Although some outliers are still misclassified, the threshold separates the vast majority of the reconstructed labels. Note that we used a 50:50 split of fraudulent and non-fraudulent data for the validation split.
To get a better understanding of how our autoencoder has learned to distinguish between the two classes, let's visualize plots of the raw data (before encoding) and the transformed data (after reconstruction). Here again, we'll apply t-SNE to each dataset and plot the first two components with maximum information.
Clearly the data on the right is much easier to separate (and therefore classify), than the data plotted on the left. It would be very difficult for a machine learning algorithm to classify the data on the left at all, so our autoencoder has proven very helpful.
Classification Report and Evaluation
Let's also take a look at the classification report of our validation data. Note that although the original dataset was highly imbalanced, we made a validation set that was roughly equally split between normal and fraudulent transactions. This gives our model a better opportunity to predict both classes, and also makes the evaluation metrics much more relevant.
With a precision, recall, and F1-score of 0.91, our model has done well! But can we do any better? Let's take a look at the data we logged to Comet to identify where our model might be improved. We can also check out how to monitor testing data statistics as our model gets a chance to look at new, unseen data.
Debugging Our Model With Data Panels
Once we've run training and inference, we can head over the Comet UI to check out our Data Panels. Follow along with my public project here and feel free to experiment with customization options like join types, column order, and more. We'll also take a peek at how to filter and sort the Data Panel to identify misclassified samples for retraining.
Data Panels are interactive so we can filter samples based on the ground truth labels and compare them to the model's predictions. Since not detecting fraudulent cases when they are actually occurring could potentially cost financial institutions a lot of money, we specifically want to look at instances where there was fraud, but the model predicted there wasn't (false negatives).

INFORMATION SHOWN

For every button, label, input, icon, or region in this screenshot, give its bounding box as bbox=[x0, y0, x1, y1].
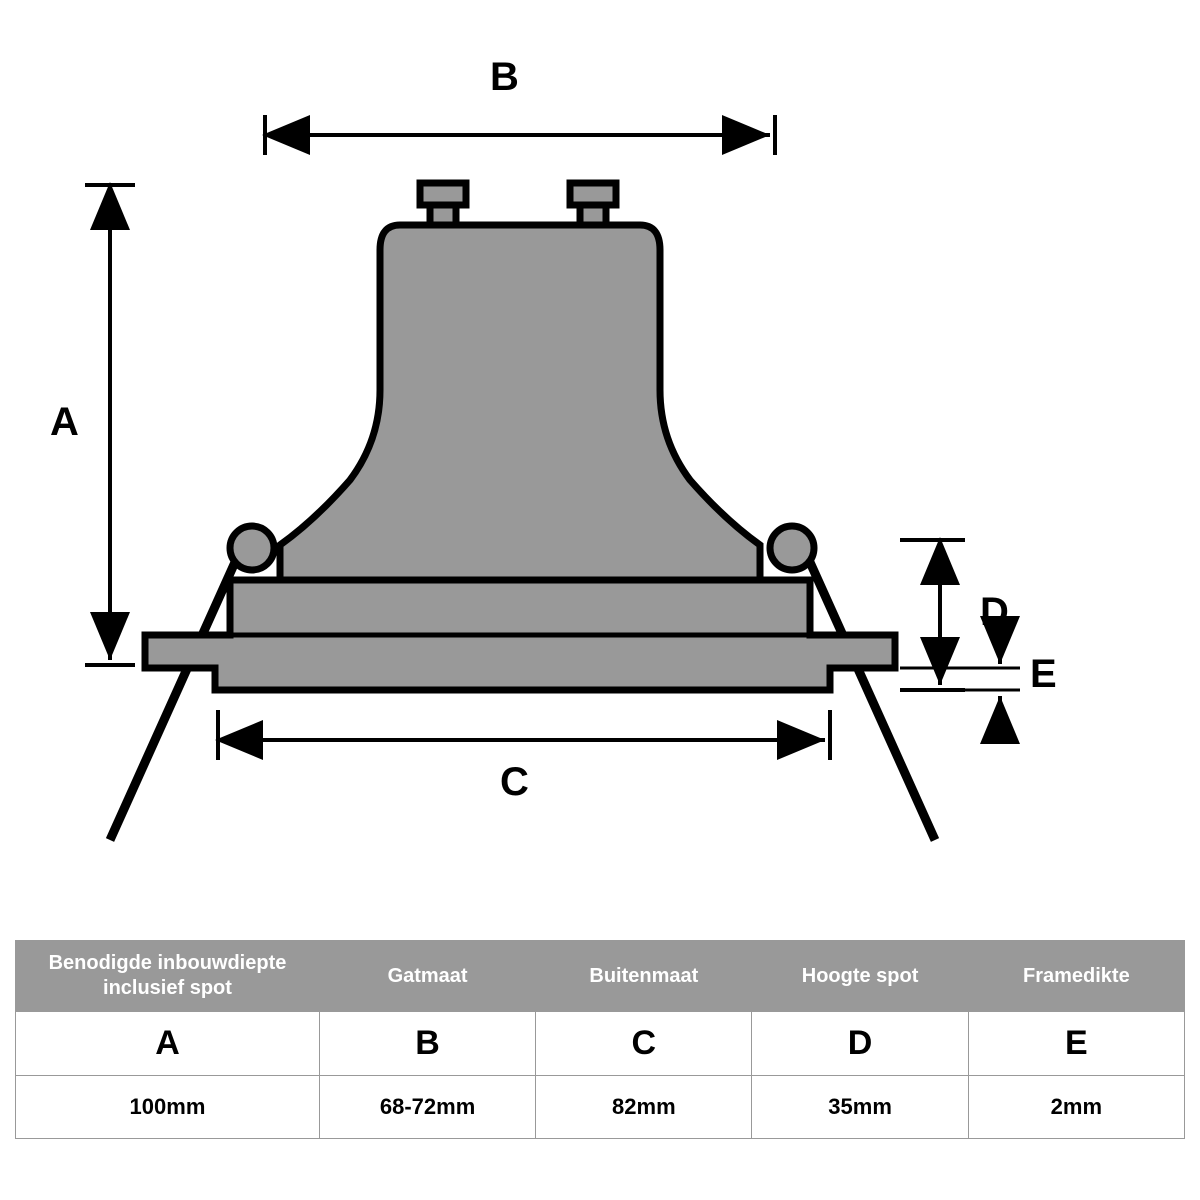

PROBLEM TO SOLVE
In the autoencoder text, condense the paragraph that begins "Data Panels are interactive" into a short bulleted list that keeps its main facts.

RESPONSE TO THIS TASK
- Data Panels are interactive: samples can be filtered by ground truth label and compared with the model's predictions.
- Failing to detect fraud that is actually occurring could cost financial institutions a lot of money.
- The focus is therefore on false negatives, where there was fraud but the model predicted there wasn't.